- **THE REQUEST**:
Please write out the complete listing that follows, exactly as it reads.

- **STORED DATA**:
---
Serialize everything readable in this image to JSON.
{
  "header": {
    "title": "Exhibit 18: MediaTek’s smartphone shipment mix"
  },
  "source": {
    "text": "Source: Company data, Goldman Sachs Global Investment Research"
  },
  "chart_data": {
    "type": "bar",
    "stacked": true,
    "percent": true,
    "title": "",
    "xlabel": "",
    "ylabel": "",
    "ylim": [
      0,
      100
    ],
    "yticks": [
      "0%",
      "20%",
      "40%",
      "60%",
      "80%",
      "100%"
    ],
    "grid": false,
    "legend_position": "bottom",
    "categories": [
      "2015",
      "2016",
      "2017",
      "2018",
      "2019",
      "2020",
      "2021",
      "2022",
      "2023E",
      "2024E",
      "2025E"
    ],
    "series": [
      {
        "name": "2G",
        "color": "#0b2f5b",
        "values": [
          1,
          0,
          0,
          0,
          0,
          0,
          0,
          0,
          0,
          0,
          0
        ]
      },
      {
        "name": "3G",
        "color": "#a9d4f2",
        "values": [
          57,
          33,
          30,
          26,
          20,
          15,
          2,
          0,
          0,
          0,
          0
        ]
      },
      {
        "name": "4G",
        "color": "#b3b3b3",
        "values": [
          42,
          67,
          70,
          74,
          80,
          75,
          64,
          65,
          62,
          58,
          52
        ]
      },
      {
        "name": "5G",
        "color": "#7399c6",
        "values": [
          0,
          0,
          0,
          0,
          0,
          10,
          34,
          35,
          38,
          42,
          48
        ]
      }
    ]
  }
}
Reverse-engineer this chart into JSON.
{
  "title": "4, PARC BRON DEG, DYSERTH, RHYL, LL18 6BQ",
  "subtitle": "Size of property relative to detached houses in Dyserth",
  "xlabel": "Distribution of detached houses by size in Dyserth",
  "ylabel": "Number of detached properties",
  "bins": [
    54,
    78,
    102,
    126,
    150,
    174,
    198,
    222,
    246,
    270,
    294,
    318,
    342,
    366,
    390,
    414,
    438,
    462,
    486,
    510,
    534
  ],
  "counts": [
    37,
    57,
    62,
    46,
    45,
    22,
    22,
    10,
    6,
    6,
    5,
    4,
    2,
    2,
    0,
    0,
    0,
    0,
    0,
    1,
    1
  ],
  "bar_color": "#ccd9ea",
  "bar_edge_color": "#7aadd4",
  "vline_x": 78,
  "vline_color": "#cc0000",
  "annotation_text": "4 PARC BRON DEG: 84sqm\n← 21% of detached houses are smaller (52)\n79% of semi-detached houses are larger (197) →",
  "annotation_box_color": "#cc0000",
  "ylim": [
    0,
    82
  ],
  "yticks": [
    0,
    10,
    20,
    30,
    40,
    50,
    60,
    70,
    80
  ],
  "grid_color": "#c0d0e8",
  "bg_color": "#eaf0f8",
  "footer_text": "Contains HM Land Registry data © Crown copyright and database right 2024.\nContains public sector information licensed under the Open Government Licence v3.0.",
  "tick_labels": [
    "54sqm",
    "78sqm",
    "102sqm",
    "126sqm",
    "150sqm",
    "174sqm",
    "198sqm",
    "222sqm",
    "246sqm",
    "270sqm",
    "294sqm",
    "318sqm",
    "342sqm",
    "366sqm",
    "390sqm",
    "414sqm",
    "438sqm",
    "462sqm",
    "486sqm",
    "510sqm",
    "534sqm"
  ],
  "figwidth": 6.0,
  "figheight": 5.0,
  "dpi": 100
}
---
- **CORRECT RESPONSE**:
Serialize everything readable in this image to JSON.
{
  "header": {
    "title": "Exhibit 18: MediaTek’s smartphone shipment mix"
  },
  "source": {
    "text": "Source: Company data, Goldman Sachs Global Investment Research"
  },
  "chart_data": {
    "type": "bar",
    "stacked": true,
    "percent": true,
    "title": "",
    "xlabel": "",
    "ylabel": "",
    "ylim": [
      0,
      100
    ],
    "yticks": [
      "0%",
      "20%",
      "40%",
      "60%",
      "80%",
      "100%"
    ],
    "grid": false,
    "legend_position": "bottom",
    "categories": [
      "2015",
      "2016",
      "2017",
      "2018",
      "2019",
      "2020",
      "2021",
      "2022",
      "2023E",
      "2024E",
      "2025E"
    ],
    "series": [
      {
        "name": "2G",
        "color": "#0b2f5b",
        "values": [
          1,
          0,
          0,
          0,
          0,
          0,
          0,
          0,
          0,
          0,
          0
        ]
      },
      {
        "name": "3G",
        "color": "#a9d4f2",
        "values": [
          57,
          33,
          30,
          26,
          20,
          15,
          2,
          0,
          0,
          0,
          0
        ]
      },
      {
        "name": "4G",
        "color": "#b3b3b3",
        "values": [
          42,
          67,
          70,
          74,
          80,
          75,
          64,
          65,
          62,
          58,
          52
        ]
      },
      {
        "name": "5G",
        "color": "#7399c6",
        "values": [
          0,
          0,
          0,
          0,
          0,
          10,
          34,
          35,
          38,
          42,
          48
        ]
      }
    ]
  }
}
Reverse-engineer this chart into JSON.
{
  "title": "4, PARC BRON DEG, DYSERTH, RHYL, LL18 6BQ",
  "subtitle": "Size of property relative to detached houses in Dyserth",
  "xlabel": "Distribution of detached houses by size in Dyserth",
  "ylabel": "Number of detached properties",
  "bins": [
    54,
    78,
    102,
    126,
    150,
    174,
    198,
    222,
    246,
    270,
    294,
    318,
    342,
    366,
    390,
    414,
    438,
    462,
    486,
    510,
    534
  ],
  "counts": [
    37,
    57,
    62,
    46,
    45,
    22,
    22,
    10,
    6,
    6,
    5,
    4,
    2,
    2,
    0,
    0,
    0,
    0,
    0,
    1,
    1
  ],
  "bar_color": "#ccd9ea",
  "bar_edge_color": "#7aadd4",
  "vline_x": 78,
  "vline_color": "#cc0000",
  "annotation_text": "4 PARC BRON DEG: 84sqm\n← 21% of detached houses are smaller (52)\n79% of semi-detached houses are larger (197) →",
  "annotation_box_color": "#cc0000",
  "ylim": [
    0,
    82
  ],
  "yticks": [
    0,
    10,
    20,
    30,
    40,
    50,
    60,
    70,
    80
  ],
  "grid_color": "#c0d0e8",
  "bg_color": "#eaf0f8",
  "footer_text": "Contains HM Land Registry data © Crown copyright and database right 2024.\nContains public sector information licensed under the Open Government Licence v3.0.",
  "tick_labels": [
    "54sqm",
    "78sqm",
    "102sqm",
    "126sqm",
    "150sqm",
    "174sqm",
    "198sqm",
    "222sqm",
    "246sqm",
    "270sqm",
    "294sqm",
    "318sqm",
    "342sqm",
    "366sqm",
    "390sqm",
    "414sqm",
    "438sqm",
    "462sqm",
    "486sqm",
    "510sqm",
    "534sqm"
  ],
  "figwidth": 6.0,
  "figheight": 5.0,
  "dpi": 100
}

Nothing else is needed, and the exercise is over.